Exercise details
Return all lines in the material below that contain "espuma".

Record set
+ + + + + + +
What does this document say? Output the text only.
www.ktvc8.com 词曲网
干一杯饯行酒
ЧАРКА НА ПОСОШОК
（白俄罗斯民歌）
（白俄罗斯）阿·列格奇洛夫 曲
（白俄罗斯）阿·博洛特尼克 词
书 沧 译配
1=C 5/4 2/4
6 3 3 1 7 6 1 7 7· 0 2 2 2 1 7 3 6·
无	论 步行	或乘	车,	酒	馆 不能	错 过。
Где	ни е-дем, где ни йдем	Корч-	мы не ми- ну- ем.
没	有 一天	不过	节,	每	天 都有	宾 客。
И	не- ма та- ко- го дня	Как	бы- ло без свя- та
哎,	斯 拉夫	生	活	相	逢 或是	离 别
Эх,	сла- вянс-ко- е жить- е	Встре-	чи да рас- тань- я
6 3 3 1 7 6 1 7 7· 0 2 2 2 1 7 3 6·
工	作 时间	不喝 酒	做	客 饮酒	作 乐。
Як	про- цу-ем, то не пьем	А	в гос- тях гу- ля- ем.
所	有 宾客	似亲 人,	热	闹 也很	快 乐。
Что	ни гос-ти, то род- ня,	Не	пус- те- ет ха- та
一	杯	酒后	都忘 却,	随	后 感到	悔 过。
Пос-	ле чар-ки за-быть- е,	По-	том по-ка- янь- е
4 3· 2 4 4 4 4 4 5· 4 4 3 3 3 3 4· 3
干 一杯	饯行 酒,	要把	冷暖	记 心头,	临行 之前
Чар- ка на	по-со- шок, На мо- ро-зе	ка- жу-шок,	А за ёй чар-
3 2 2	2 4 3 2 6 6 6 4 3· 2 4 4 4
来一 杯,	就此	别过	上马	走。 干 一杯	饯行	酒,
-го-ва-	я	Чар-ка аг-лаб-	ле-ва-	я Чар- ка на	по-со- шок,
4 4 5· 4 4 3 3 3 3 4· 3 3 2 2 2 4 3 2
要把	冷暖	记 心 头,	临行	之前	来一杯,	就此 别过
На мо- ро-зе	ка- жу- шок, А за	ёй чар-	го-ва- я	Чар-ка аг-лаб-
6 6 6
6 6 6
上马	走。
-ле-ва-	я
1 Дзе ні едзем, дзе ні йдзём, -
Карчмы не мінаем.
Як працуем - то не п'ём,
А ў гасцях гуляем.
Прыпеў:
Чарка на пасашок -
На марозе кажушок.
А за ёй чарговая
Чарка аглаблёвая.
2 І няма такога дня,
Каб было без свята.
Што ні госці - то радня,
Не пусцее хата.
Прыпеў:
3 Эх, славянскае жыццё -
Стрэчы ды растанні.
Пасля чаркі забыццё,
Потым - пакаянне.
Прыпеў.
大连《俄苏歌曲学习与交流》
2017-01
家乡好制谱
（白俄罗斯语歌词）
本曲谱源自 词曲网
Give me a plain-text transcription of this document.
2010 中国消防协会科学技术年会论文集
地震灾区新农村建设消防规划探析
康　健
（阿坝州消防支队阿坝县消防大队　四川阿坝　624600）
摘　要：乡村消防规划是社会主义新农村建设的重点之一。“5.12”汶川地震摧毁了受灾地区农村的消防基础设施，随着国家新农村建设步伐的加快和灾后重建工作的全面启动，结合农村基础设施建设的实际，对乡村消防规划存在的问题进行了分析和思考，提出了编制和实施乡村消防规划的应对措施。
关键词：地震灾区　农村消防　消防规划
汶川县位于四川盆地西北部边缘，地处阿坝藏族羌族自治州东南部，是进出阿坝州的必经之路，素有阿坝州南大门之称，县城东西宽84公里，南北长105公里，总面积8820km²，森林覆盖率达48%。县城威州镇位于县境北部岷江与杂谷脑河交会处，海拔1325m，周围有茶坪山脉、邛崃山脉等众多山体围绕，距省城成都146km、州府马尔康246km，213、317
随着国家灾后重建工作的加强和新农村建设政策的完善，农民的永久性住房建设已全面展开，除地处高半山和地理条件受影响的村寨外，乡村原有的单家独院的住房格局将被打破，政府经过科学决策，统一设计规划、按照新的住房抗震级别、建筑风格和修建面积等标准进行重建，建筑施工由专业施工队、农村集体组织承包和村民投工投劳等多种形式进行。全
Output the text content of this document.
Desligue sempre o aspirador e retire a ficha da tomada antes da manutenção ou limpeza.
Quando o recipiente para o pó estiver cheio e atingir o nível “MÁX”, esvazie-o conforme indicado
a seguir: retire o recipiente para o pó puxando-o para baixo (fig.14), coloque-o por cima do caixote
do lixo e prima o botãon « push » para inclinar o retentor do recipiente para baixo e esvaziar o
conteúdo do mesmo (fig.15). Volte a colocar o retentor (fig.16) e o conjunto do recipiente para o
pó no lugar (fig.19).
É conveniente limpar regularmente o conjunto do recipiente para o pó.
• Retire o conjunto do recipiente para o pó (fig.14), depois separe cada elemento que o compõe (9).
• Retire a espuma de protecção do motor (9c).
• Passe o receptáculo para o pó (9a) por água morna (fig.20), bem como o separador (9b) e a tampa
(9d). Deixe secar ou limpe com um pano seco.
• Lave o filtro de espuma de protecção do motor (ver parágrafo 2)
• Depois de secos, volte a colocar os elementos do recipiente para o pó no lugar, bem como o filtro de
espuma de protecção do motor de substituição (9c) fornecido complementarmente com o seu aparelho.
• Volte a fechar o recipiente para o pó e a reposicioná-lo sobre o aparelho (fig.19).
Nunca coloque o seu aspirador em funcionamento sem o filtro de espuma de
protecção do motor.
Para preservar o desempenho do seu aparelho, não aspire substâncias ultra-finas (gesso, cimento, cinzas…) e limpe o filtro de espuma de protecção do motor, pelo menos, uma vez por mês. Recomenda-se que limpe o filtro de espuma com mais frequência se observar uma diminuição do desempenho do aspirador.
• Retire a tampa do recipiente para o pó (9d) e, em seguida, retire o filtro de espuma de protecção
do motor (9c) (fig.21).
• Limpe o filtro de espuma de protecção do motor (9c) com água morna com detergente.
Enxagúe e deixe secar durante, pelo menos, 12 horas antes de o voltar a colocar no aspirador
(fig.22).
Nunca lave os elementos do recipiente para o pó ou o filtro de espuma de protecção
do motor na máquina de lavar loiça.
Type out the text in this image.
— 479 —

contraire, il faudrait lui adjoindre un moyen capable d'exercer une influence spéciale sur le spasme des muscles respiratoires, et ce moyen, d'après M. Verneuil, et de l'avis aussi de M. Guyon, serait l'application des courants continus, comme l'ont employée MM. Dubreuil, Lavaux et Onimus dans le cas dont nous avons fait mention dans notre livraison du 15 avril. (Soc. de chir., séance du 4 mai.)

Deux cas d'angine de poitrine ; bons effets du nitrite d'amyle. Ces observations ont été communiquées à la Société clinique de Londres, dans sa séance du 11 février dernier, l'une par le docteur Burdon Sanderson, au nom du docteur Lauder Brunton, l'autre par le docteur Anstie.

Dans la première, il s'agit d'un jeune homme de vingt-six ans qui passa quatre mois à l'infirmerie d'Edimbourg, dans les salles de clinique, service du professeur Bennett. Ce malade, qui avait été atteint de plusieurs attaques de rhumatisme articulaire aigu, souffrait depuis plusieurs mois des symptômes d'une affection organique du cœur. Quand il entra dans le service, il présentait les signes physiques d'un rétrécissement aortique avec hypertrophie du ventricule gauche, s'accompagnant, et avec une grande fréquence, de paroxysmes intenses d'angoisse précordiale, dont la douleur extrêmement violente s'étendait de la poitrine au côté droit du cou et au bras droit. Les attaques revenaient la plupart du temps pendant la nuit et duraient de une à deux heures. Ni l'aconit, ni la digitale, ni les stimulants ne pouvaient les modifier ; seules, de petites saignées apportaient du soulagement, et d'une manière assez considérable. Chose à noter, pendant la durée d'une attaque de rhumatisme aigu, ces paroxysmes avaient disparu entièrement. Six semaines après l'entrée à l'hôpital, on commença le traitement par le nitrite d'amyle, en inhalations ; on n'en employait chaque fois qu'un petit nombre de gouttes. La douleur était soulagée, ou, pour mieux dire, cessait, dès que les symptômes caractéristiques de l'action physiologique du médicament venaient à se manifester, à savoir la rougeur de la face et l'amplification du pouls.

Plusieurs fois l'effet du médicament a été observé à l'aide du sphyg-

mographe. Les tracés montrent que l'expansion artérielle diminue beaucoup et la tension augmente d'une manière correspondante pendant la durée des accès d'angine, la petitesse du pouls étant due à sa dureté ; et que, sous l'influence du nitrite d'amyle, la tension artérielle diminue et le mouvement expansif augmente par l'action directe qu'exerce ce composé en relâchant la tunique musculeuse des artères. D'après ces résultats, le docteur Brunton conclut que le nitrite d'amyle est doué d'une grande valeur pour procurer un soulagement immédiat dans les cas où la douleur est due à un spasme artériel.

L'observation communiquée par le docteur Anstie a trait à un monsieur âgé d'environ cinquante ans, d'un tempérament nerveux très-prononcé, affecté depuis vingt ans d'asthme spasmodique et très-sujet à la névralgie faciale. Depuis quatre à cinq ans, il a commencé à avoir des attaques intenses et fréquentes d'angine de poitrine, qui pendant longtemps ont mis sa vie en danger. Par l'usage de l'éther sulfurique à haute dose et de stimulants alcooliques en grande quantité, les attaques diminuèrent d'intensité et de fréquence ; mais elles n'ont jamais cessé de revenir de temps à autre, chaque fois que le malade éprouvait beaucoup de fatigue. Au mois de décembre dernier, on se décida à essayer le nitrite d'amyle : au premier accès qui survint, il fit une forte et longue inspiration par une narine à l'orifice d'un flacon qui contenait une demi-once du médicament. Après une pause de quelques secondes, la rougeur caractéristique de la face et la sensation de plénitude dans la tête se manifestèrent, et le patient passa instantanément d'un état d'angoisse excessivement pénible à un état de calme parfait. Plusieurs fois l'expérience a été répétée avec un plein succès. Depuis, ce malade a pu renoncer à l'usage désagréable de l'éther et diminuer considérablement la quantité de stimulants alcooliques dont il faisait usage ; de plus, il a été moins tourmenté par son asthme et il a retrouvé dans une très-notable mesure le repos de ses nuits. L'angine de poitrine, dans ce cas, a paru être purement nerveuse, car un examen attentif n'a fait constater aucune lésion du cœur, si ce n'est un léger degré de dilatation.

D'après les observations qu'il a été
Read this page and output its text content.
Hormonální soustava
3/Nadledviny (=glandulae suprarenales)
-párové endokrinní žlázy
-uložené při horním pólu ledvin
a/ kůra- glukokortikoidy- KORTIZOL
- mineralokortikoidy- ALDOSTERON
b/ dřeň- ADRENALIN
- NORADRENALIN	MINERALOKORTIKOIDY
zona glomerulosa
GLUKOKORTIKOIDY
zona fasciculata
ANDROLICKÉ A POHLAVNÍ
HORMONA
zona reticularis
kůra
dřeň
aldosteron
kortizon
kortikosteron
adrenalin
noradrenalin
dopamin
+ + + + + + +
Solved exercise
• Retire a espuma de protecção do motor (9c).
• Lave o filtro de espuma de protecção do motor (ver parágrafo 2)
espuma de protecção do motor de substituição (9c) fornecido complementarmente com o seu aparelho.
Nunca coloque o seu aspirador em funcionamento sem o filtro de espuma de
Para preservar o desempenho do seu aparelho, não aspire substâncias ultra-finas (gesso, cimento, cinzas…) e limpe o filtro de espuma de protecção do motor, pelo menos, uma vez por mês. Recomenda-se que limpe o filtro de espuma com mais frequência se observar uma diminuição do desempenho do aspirador.
• Retire a tampa do recipiente para o pó (9d) e, em seguida, retire o filtro de espuma de protecção
• Limpe o filtro de espuma de protecção do motor (9c) com água morna com detergente.
Nunca lave os elementos do recipiente para o pó ou o filtro de espuma de protecção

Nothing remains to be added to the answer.